begin

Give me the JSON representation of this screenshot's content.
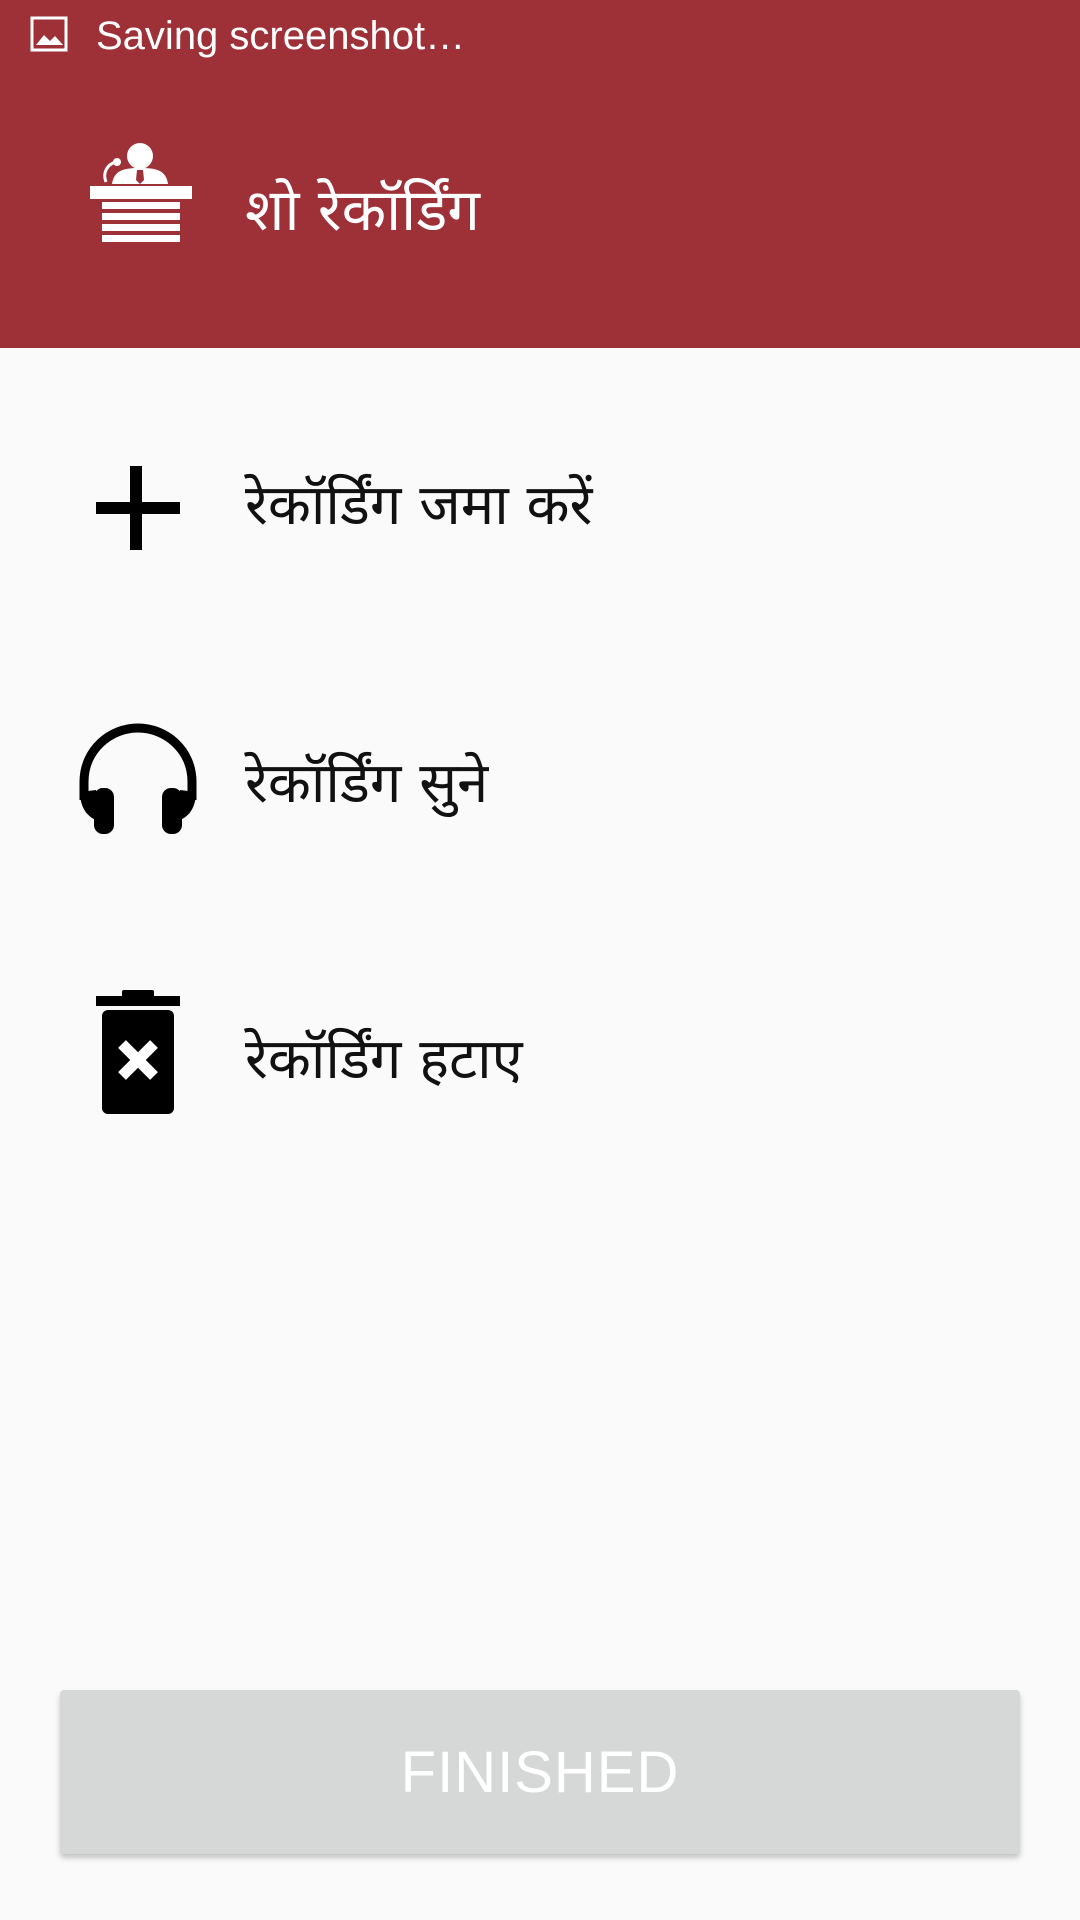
{
  "status_bar": {
    "notification_icon": "image-icon",
    "text": "Saving screenshot…"
  },
  "header": {
    "icon": "podium-speaker-icon",
    "title": "शो रेकॉर्डिंग",
    "background_color": "#9e3038"
  },
  "menu": {
    "items": [
      {
        "icon": "plus-icon",
        "label": "रेकॉर्डिंग जमा करें"
      },
      {
        "icon": "headphones-icon",
        "label": "रेकॉर्डिंग सुने"
      },
      {
        "icon": "trash-delete-icon",
        "label": "रेकॉर्डिंग हटाए"
      }
    ]
  },
  "footer": {
    "finished_label": "FINISHED",
    "button_color": "#d6d7d7"
  }
}
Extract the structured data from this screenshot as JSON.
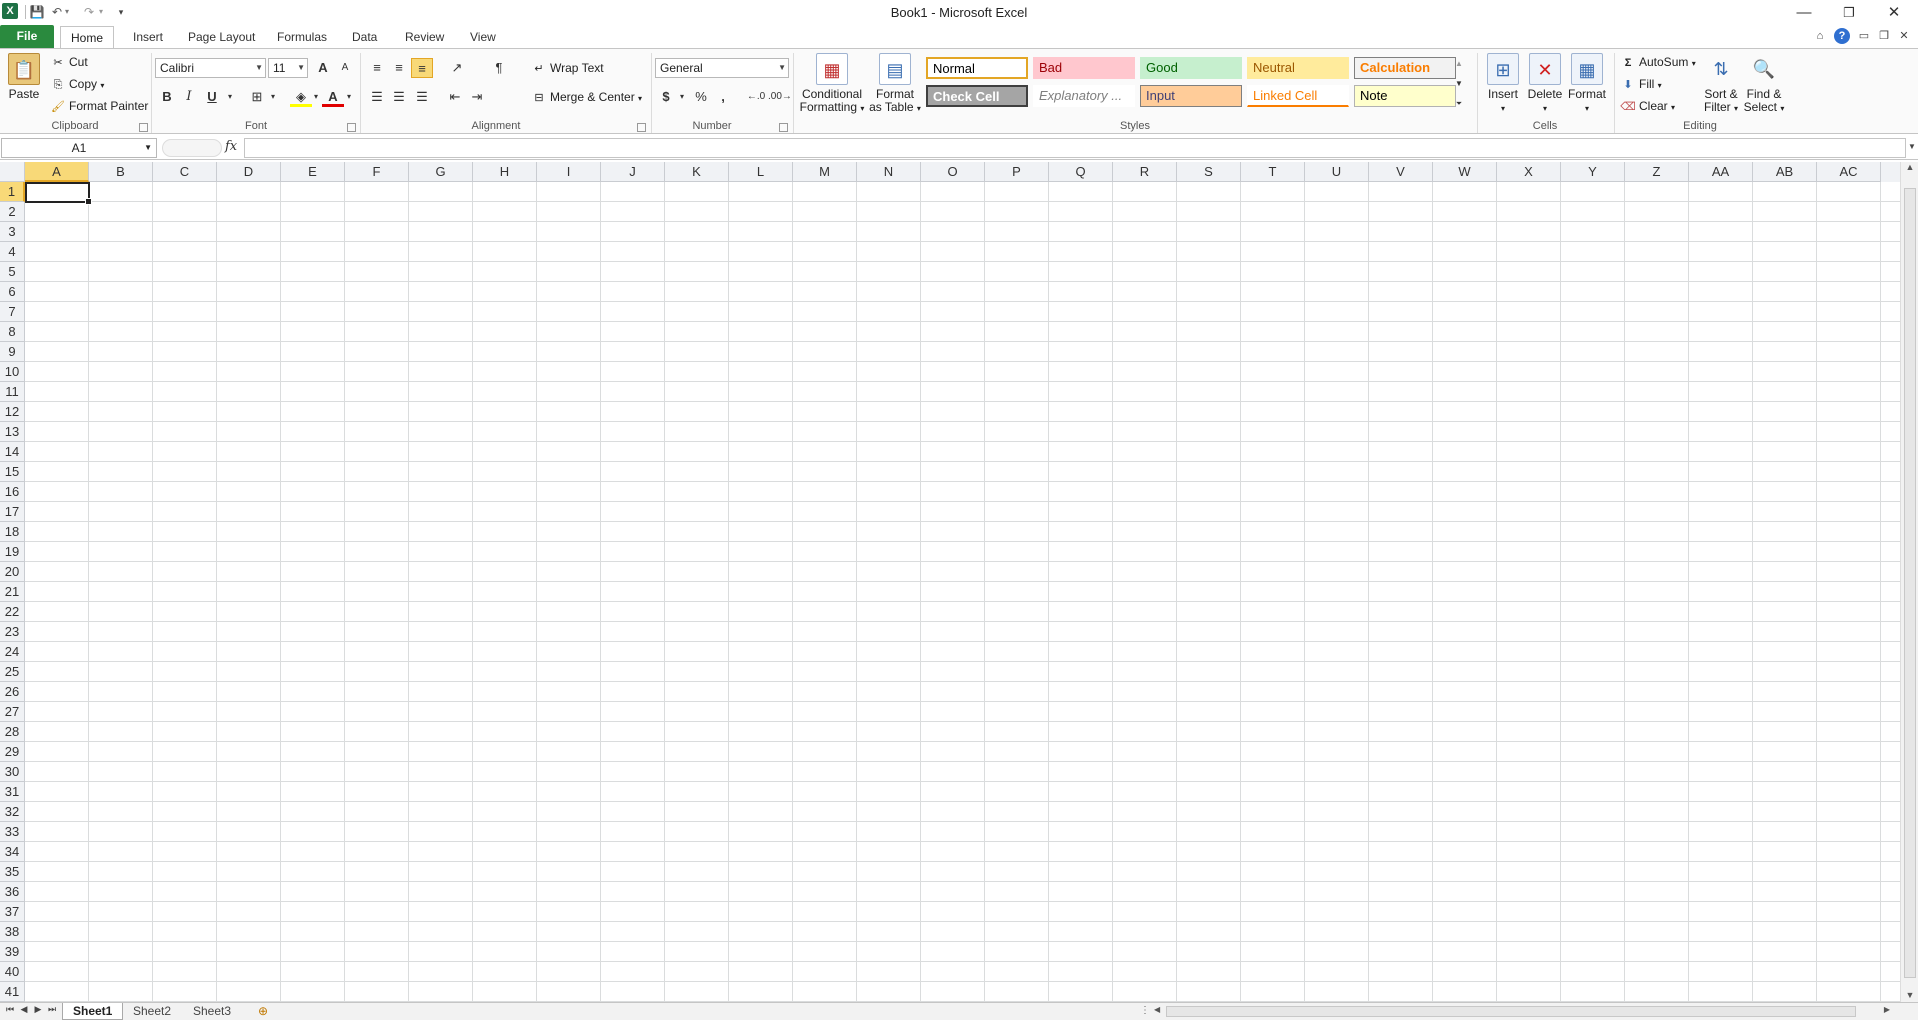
{
  "window": {
    "title": "Book1 - Microsoft Excel",
    "minimize": "—",
    "restore": "❐",
    "close": "✕"
  },
  "qat": {
    "app_glyph": "X",
    "save": "💾",
    "undo": "↶",
    "redo": "↷",
    "customize": "▾"
  },
  "tabs": [
    "File",
    "Home",
    "Insert",
    "Page Layout",
    "Formulas",
    "Data",
    "Review",
    "View"
  ],
  "ribbon": {
    "clipboard": {
      "paste": "Paste",
      "cut": "Cut",
      "copy": "Copy",
      "format_painter": "Format Painter",
      "label": "Clipboard"
    },
    "font": {
      "name": "Calibri",
      "size": "11",
      "bold": "B",
      "italic": "I",
      "underline": "U",
      "grow": "A",
      "shrink": "A",
      "font_color": "A",
      "label": "Font"
    },
    "alignment": {
      "wrap_text": "Wrap Text",
      "merge_center": "Merge & Center",
      "label": "Alignment"
    },
    "number": {
      "format": "General",
      "currency": "$",
      "percent": "%",
      "comma": ",",
      "label": "Number"
    },
    "styles": {
      "conditional_formatting": [
        "Conditional",
        "Formatting"
      ],
      "format_as_table": [
        "Format",
        "as Table"
      ],
      "cells": [
        {
          "label": "Normal",
          "bg": "#ffffff",
          "fg": "#000000",
          "border": "#e3a625"
        },
        {
          "label": "Bad",
          "bg": "#ffc7ce",
          "fg": "#9c0006",
          "border": "#ffc7ce"
        },
        {
          "label": "Good",
          "bg": "#c6efce",
          "fg": "#006100",
          "border": "#c6efce"
        },
        {
          "label": "Neutral",
          "bg": "#ffeb9c",
          "fg": "#9c5700",
          "border": "#ffeb9c"
        },
        {
          "label": "Calculation",
          "bg": "#f2f2f2",
          "fg": "#fa7d00",
          "border": "#7f7f7f"
        },
        {
          "label": "Check Cell",
          "bg": "#a5a5a5",
          "fg": "#ffffff",
          "border": "#3f3f3f"
        },
        {
          "label": "Explanatory ...",
          "bg": "#ffffff",
          "fg": "#7f7f7f",
          "border": "#ffffff"
        },
        {
          "label": "Input",
          "bg": "#ffcc99",
          "fg": "#3f3f76",
          "border": "#7f7f7f"
        },
        {
          "label": "Linked Cell",
          "bg": "#ffffff",
          "fg": "#fa7d00",
          "border": "#ffffff"
        },
        {
          "label": "Note",
          "bg": "#ffffcc",
          "fg": "#000000",
          "border": "#b2b2b2"
        }
      ],
      "label": "Styles"
    },
    "cells_group": {
      "insert": "Insert",
      "delete": "Delete",
      "format": "Format",
      "label": "Cells"
    },
    "editing": {
      "autosum": "AutoSum",
      "fill": "Fill",
      "clear": "Clear",
      "sort_filter": [
        "Sort &",
        "Filter"
      ],
      "find_select": [
        "Find &",
        "Select"
      ],
      "label": "Editing"
    }
  },
  "formula_bar": {
    "name_box": "A1",
    "fx": "fx",
    "content": ""
  },
  "grid": {
    "columns": [
      "A",
      "B",
      "C",
      "D",
      "E",
      "F",
      "G",
      "H",
      "I",
      "J",
      "K",
      "L",
      "M",
      "N",
      "O",
      "P",
      "Q",
      "R",
      "S",
      "T",
      "U",
      "V",
      "W",
      "X",
      "Y",
      "Z",
      "AA",
      "AB",
      "AC"
    ],
    "rows_visible": 41,
    "active_cell": "A1"
  },
  "sheets": [
    "Sheet1",
    "Sheet2",
    "Sheet3"
  ],
  "active_sheet": "Sheet1"
}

end

§ DIRECTION
Each entry must be retyped word for word, with every image omitted.

§ TASK RESULT
Give me the JSON representation of this screenshot's content.
{
  "status_bar": {
    "notification_icon": "image-icon",
    "text": "Saving screenshot…"
  },
  "header": {
    "icon": "podium-speaker-icon",
    "title": "शो रेकॉर्डिंग",
    "background_color": "#9e3038"
  },
  "menu": {
    "items": [
      {
        "icon": "plus-icon",
        "label": "रेकॉर्डिंग जमा करें"
      },
      {
        "icon": "headphones-icon",
        "label": "रेकॉर्डिंग सुने"
      },
      {
        "icon": "trash-delete-icon",
        "label": "रेकॉर्डिंग हटाए"
      }
    ]
  },
  "footer": {
    "finished_label": "FINISHED",
    "button_color": "#d6d7d7"
  }
}
Extract the structured data from this screenshot as JSON.
{
  "window": {
    "title": "Book1 - Microsoft Excel",
    "minimize": "—",
    "restore": "❐",
    "close": "✕"
  },
  "qat": {
    "app_glyph": "X",
    "save": "💾",
    "undo": "↶",
    "redo": "↷",
    "customize": "▾"
  },
  "tabs": [
    "File",
    "Home",
    "Insert",
    "Page Layout",
    "Formulas",
    "Data",
    "Review",
    "View"
  ],
  "ribbon": {
    "clipboard": {
      "paste": "Paste",
      "cut": "Cut",
      "copy": "Copy",
      "format_painter": "Format Painter",
      "label": "Clipboard"
    },
    "font": {
      "name": "Calibri",
      "size": "11",
      "bold": "B",
      "italic": "I",
      "underline": "U",
      "grow": "A",
      "shrink": "A",
      "font_color": "A",
      "label": "Font"
    },
    "alignment": {
      "wrap_text": "Wrap Text",
      "merge_center": "Merge & Center",
      "label": "Alignment"
    },
    "number": {
      "format": "General",
      "currency": "$",
      "percent": "%",
      "comma": ",",
      "label": "Number"
    },
    "styles": {
      "conditional_formatting": [
        "Conditional",
        "Formatting"
      ],
      "format_as_table": [
        "Format",
        "as Table"
      ],
      "cells": [
        {
          "label": "Normal",
          "bg": "#ffffff",
          "fg": "#000000",
          "border": "#e3a625"
        },
        {
          "label": "Bad",
          "bg": "#ffc7ce",
          "fg": "#9c0006",
          "border": "#ffc7ce"
        },
        {
          "label": "Good",
          "bg": "#c6efce",
          "fg": "#006100",
          "border": "#c6efce"
        },
        {
          "label": "Neutral",
          "bg": "#ffeb9c",
          "fg": "#9c5700",
          "border": "#ffeb9c"
        },
        {
          "label": "Calculation",
          "bg": "#f2f2f2",
          "fg": "#fa7d00",
          "border": "#7f7f7f"
        },
        {
          "label": "Check Cell",
          "bg": "#a5a5a5",
          "fg": "#ffffff",
          "border": "#3f3f3f"
        },
        {
          "label": "Explanatory ...",
          "bg": "#ffffff",
          "fg": "#7f7f7f",
          "border": "#ffffff"
        },
        {
          "label": "Input",
          "bg": "#ffcc99",
          "fg": "#3f3f76",
          "border": "#7f7f7f"
        },
        {
          "label": "Linked Cell",
          "bg": "#ffffff",
          "fg": "#fa7d00",
          "border": "#ffffff"
        },
        {
          "label": "Note",
          "bg": "#ffffcc",
          "fg": "#000000",
          "border": "#b2b2b2"
        }
      ],
      "label": "Styles"
    },
    "cells_group": {
      "insert": "Insert",
      "delete": "Delete",
      "format": "Format",
      "label": "Cells"
    },
    "editing": {
      "autosum": "AutoSum",
      "fill": "Fill",
      "clear": "Clear",
      "sort_filter": [
        "Sort &",
        "Filter"
      ],
      "find_select": [
        "Find &",
        "Select"
      ],
      "label": "Editing"
    }
  },
  "formula_bar": {
    "name_box": "A1",
    "fx": "fx",
    "content": ""
  },
  "grid": {
    "columns": [
      "A",
      "B",
      "C",
      "D",
      "E",
      "F",
      "G",
      "H",
      "I",
      "J",
      "K",
      "L",
      "M",
      "N",
      "O",
      "P",
      "Q",
      "R",
      "S",
      "T",
      "U",
      "V",
      "W",
      "X",
      "Y",
      "Z",
      "AA",
      "AB",
      "AC"
    ],
    "rows_visible": 41,
    "active_cell": "A1"
  },
  "sheets": [
    "Sheet1",
    "Sheet2",
    "Sheet3"
  ],
  "active_sheet": "Sheet1"
}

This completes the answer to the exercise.